SUPPLIED DATA >>
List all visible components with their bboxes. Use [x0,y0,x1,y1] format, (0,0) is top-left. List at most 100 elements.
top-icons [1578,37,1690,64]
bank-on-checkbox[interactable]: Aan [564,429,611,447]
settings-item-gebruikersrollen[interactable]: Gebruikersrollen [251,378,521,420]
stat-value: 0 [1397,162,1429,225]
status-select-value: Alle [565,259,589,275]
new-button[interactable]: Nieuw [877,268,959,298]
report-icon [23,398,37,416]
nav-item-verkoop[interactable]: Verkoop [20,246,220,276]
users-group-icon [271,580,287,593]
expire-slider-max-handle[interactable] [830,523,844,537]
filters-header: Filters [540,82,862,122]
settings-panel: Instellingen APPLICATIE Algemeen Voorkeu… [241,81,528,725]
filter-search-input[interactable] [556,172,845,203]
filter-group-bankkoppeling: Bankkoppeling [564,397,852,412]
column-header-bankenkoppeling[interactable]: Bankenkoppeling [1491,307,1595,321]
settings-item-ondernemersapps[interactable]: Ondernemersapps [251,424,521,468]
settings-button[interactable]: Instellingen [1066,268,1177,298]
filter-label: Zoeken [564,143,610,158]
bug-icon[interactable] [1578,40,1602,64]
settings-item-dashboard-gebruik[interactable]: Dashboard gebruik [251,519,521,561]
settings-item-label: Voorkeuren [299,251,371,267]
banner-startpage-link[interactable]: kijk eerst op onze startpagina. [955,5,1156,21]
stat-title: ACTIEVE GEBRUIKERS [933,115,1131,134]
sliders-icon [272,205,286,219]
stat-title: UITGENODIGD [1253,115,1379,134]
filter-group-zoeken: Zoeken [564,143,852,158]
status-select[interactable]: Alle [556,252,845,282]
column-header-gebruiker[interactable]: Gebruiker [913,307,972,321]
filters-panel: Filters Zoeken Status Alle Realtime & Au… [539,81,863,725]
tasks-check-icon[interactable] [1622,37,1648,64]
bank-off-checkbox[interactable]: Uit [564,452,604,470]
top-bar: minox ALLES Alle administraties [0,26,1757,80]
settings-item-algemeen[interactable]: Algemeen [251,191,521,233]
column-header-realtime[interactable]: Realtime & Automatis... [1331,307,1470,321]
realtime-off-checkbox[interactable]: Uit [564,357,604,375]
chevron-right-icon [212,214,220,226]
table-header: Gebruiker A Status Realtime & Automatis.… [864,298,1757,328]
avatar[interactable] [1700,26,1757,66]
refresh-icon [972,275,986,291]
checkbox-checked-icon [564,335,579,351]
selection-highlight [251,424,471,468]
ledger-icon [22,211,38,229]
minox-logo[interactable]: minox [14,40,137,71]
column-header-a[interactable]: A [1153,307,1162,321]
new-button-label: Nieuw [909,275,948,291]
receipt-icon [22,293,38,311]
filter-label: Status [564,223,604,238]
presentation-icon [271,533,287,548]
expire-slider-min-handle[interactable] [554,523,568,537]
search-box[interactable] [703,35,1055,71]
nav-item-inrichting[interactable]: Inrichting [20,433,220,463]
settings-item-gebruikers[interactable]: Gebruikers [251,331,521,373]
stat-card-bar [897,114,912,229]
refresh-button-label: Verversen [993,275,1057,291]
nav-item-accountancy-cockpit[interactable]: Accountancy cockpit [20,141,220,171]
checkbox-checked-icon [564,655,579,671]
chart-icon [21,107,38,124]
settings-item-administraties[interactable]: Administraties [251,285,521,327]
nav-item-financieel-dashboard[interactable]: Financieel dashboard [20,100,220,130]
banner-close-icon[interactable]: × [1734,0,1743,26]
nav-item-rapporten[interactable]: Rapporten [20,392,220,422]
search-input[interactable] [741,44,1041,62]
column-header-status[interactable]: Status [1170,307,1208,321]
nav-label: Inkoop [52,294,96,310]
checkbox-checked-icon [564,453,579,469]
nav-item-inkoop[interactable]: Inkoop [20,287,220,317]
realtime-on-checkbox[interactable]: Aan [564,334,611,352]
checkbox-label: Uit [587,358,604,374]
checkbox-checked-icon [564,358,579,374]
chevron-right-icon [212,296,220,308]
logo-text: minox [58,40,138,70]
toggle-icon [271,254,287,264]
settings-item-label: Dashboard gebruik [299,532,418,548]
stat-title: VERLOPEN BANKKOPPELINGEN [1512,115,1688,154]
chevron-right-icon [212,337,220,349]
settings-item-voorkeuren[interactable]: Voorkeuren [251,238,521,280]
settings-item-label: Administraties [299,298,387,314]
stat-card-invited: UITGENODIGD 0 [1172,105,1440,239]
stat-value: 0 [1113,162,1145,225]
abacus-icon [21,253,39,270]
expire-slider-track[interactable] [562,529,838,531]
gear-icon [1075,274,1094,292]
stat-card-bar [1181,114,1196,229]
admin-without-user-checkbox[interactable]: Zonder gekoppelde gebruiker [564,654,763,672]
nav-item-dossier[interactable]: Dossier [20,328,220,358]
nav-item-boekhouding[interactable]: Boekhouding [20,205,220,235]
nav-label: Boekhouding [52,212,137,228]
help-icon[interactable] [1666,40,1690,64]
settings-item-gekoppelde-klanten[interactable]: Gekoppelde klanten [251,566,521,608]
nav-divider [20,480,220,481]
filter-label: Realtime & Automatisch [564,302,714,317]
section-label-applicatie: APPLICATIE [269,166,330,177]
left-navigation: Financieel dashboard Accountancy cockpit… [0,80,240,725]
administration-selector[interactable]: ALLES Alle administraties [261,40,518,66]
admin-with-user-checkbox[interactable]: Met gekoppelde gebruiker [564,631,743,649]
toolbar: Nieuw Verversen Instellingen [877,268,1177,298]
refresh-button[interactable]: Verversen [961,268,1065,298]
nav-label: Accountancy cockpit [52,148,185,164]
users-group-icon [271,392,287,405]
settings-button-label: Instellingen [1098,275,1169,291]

PROBLEM DETAILS >> Please put these lines into a JSON list of strings, one string per line, leaving out any blank lines.

EXERCISE ANSWER >>
[
  "List all visible components with their bboxes. Use [x0,y0,x1,y1] format, (0,0) is top-left. List at most 100 elements.",
  "top-icons [1578,37,1690,64]",
  "bank-on-checkbox[interactable]: Aan [564,429,611,447]",
  "settings-item-gebruikersrollen[interactable]: Gebruikersrollen [251,378,521,420]",
  "stat-value: 0 [1397,162,1429,225]",
  "status-select-value: Alle [565,259,589,275]",
  "new-button[interactable]: Nieuw [877,268,959,298]",
  "report-icon [23,398,37,416]",
  "nav-item-verkoop[interactable]: Verkoop [20,246,220,276]",
  "users-group-icon [271,580,287,593]",
  "expire-slider-max-handle[interactable] [830,523,844,537]",
  "filters-header: Filters [540,82,862,122]",
  "settings-panel: Instellingen APPLICATIE Algemeen Voorkeu… [241,81,528,725]",
  "filter-search-input[interactable] [556,172,845,203]",
  "filter-group-bankkoppeling: Bankkoppeling [564,397,852,412]",
  "column-header-bankenkoppeling[interactable]: Bankenkoppeling [1491,307,1595,321]",
  "settings-item-ondernemersapps[interactable]: Ondernemersapps [251,424,521,468]",
  "settings-button[interactable]: Instellingen [1066,268,1177,298]",
  "filter-label: Zoeken [564,143,610,158]",
  "bug-icon[interactable] [1578,40,1602,64]",
  "settings-item-dashboard-gebruik[interactable]: Dashboard gebruik [251,519,521,561]",
  "settings-item-label: Voorkeuren [299,251,371,267]",
  "banner-startpage-link[interactable]: kijk eerst op onze startpagina. [955,5,1156,21]",
  "stat-title: ACTIEVE GEBRUIKERS [933,115,1131,134]",
  "sliders-icon [272,205,286,219]",
  "stat-title: UITGENODIGD [1253,115,1379,134]",
  "filter-group-zoeken: Zoeken [564,143,852,158]",
  "status-select[interactable]: Alle [556,252,845,282]",
  "column-header-gebruiker[interactable]: Gebruiker [913,307,972,321]",
  "filters-panel: Filters Zoeken Status Alle Realtime & Au… [539,81,863,725]",
  "tasks-check-icon[interactable] [1622,37,1648,64]",
  "bank-off-checkbox[interactable]: Uit [564,452,604,470]",
  "top-bar: minox ALLES Alle administraties [0,26,1757,80]",
  "settings-item-algemeen[interactable]: Algemeen [251,191,521,233]",
  "column-header-realtime[interactable]: Realtime & Automatis... [1331,307,1470,321]",
  "realtime-off-checkbox[interactable]: Uit [564,357,604,375]",
  "chevron-right-icon [212,214,220,226]",
  "table-header: Gebruiker A Status Realtime & Automatis.… [864,298,1757,328]",
  "avatar[interactable] [1700,26,1757,66]",
  "refresh-icon [972,275,986,291]",
  "checkbox-checked-icon [564,335,579,351]",
  "selection-highlight [251,424,471,468]",
  "ledger-icon [22,211,38,229]",
  "minox-logo[interactable]: minox [14,40,137,71]",
  "column-header-a[interactable]: A [1153,307,1162,321]",
  "new-button-label: Nieuw [909,275,948,291]",
  "receipt-icon [22,293,38,311]",
  "filter-label: Status [564,223,604,238]",
  "presentation-icon [271,533,287,548]",
  "expire-slider-min-handle[interactable] [554,523,568,537]",
  "search-box[interactable] [703,35,1055,71]",
  "nav-item-inrichting[interactable]: Inrichting [20,433,220,463]",
  "settings-item-gebruikers[interactable]: Gebruikers [251,331,521,373]",
  "stat-card-bar [897,114,912,229]",
  "refresh-button-label: Verversen [993,275,1057,291]",
  "nav-item-accountancy-cockpit[interactable]: Accountancy cockpit [20,141,220,171]",
  "checkbox-checked-icon [564,655,579,671]",
  "chart-icon [21,107,38,124]",
  "settings-item-administraties[interactable]: Administraties [251,285,521,327]",
  "nav-item-financieel-dashboard[interactable]: Financieel dashboard [20,100,220,130]",
  "banner-close-icon[interactable]: × [1734,0,1743,26]",
  "nav-item-rapporten[interactable]: Rapporten [20,392,220,422]",
  "search-input[interactable] [741,44,1041,62]",
  "column-header-status[interactable]: Status [1170,307,1208,321]",
  "nav-label: Inkoop [52,294,96,310]",
  "checkbox-checked-icon [564,453,579,469]",
  "nav-item-inkoop[interactable]: Inkoop [20,287,220,317]",
  "realtime-on-checkbox[interactable]: Aan [564,334,611,352]",
  "checkbox-label: Uit [587,358,604,374]",
  "checkbox-checked-icon [564,358,579,374]",
  "chevron-right-icon [212,296,220,308]",
  "logo-text: minox [58,40,138,70]",
  "toggle-icon [271,254,287,264]",
  "settings-item-label: Dashboard gebruik [299,532,418,548]",
  "stat-title: VERLOPEN BANKKOPPELINGEN [1512,115,1688,154]",
  "chevron-right-icon [212,337,220,349]",
  "settings-item-voorkeuren[interactable]: Voorkeuren [251,238,521,280]",
  "settings-item-label: Administraties [299,298,387,314]",
  "stat-card-invited: UITGENODIGD 0 [1172,105,1440,239]",
  "stat-value: 0 [1113,162,1145,225]",
  "abacus-icon [21,253,39,270]",
  "expire-slider-track[interactable] [562,529,838,531]",
  "gear-icon [1075,274,1094,292]",
  "stat-card-bar [1181,114,1196,229]",
  "admin-without-user-checkbox[interactable]: Zonder gekoppelde gebruiker [564,654,763,672]",
  "nav-item-dossier[interactable]: Dossier [20,328,220,358]",
  "nav-item-boekhouding[interactable]: Boekhouding [20,205,220,235]",
  "nav-label: Boekhouding [52,212,137,228]",
  "help-icon[interactable] [1666,40,1690,64]",
  "settings-item-gekoppelde-klanten[interactable]: Gekoppelde klanten [251,566,521,608]",
  "nav-divider [20,480,220,481]",
  "filter-label: Realtime & Automatisch [564,302,714,317]",
  "section-label-applicatie: APPLICATIE [269,166,330,177]",
  "left-navigation: Financieel dashboard Accountancy cockpit… [0,80,240,725]",
  "administration-selector[interactable]: ALLES Alle administraties [261,40,518,66]",
  "admin-with-user-checkbox[interactable]: Met gekoppelde gebruiker [564,631,743,649]",
  "toolbar: Nieuw Verversen Instellingen [877,268,1177,298]",
  "refresh-button[interactable]: Verversen [961,268,1065,298]",
  "nav-label: Accountancy cockpit [52,148,185,164]",
  "users-group-icon [271,392,287,405]",
  "settings-button-label: Instellingen [1098,275,1169,291]"
]